─── TASK MATERIAL ───

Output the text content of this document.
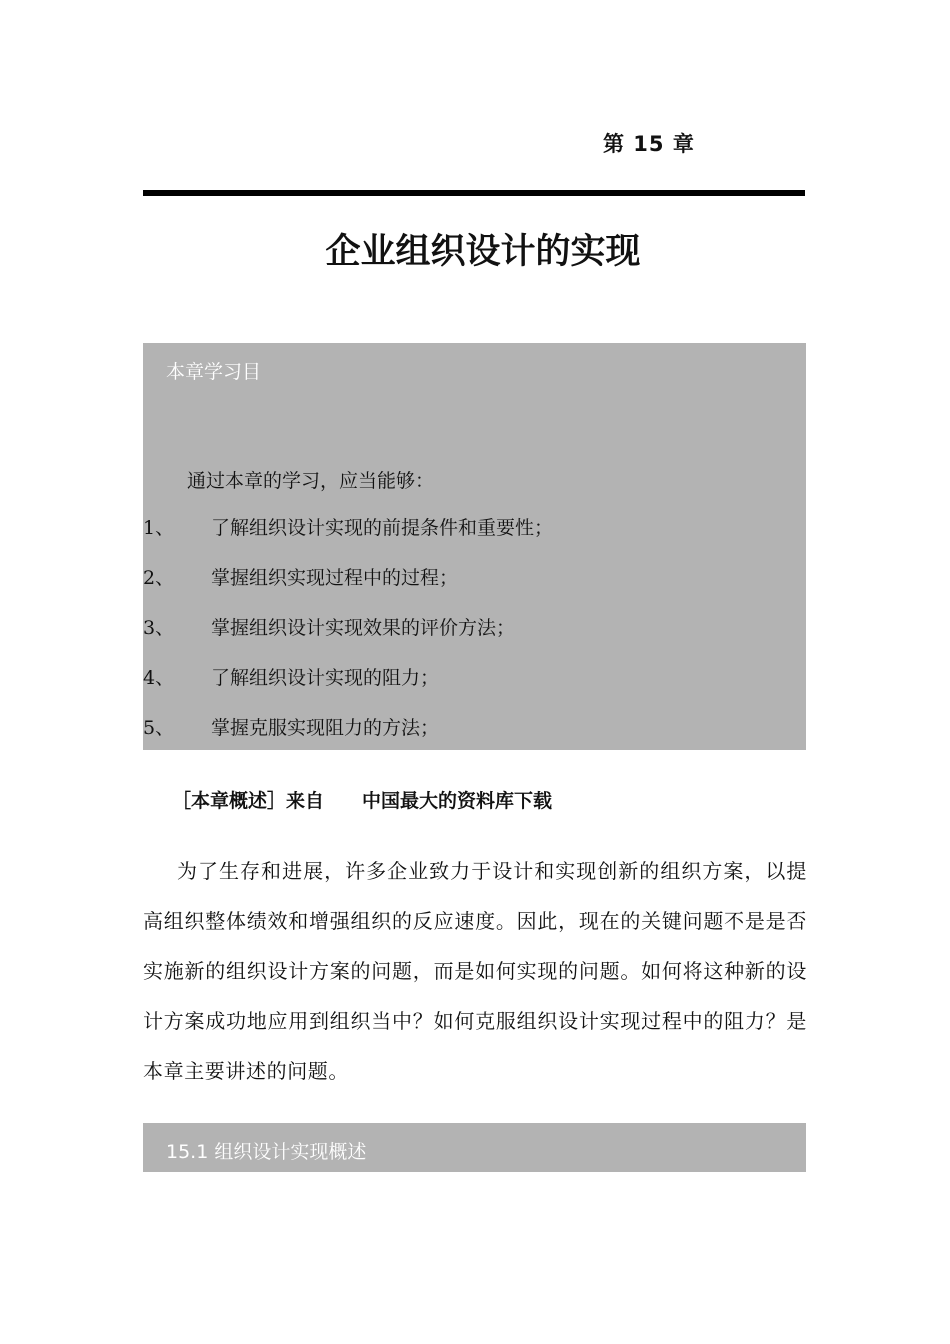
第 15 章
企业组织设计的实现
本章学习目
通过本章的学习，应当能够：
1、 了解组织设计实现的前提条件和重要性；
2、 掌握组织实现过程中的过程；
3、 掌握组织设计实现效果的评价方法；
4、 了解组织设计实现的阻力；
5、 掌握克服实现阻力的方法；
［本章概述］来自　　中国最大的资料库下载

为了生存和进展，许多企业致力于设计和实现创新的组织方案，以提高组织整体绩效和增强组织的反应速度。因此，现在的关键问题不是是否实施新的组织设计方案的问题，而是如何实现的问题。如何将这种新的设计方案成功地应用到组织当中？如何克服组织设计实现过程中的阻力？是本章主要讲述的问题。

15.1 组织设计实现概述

───

_TASK OBJECTIVE_
Without the images, write out each line of the data verbatim.

_RESPONSE TO THE EXERCISE_
Output the text content of this document.
第 15 章
企业组织设计的实现
本章学习目
通过本章的学习，应当能够：
1、 了解组织设计实现的前提条件和重要性；
2、 掌握组织实现过程中的过程；
3、 掌握组织设计实现效果的评价方法；
4、 了解组织设计实现的阻力；
5、 掌握克服实现阻力的方法；
［本章概述］来自　　中国最大的资料库下载

为了生存和进展，许多企业致力于设计和实现创新的组织方案，以提高组织整体绩效和增强组织的反应速度。因此，现在的关键问题不是是否实施新的组织设计方案的问题，而是如何实现的问题。如何将这种新的设计方案成功地应用到组织当中？如何克服组织设计实现过程中的阻力？是本章主要讲述的问题。

15.1 组织设计实现概述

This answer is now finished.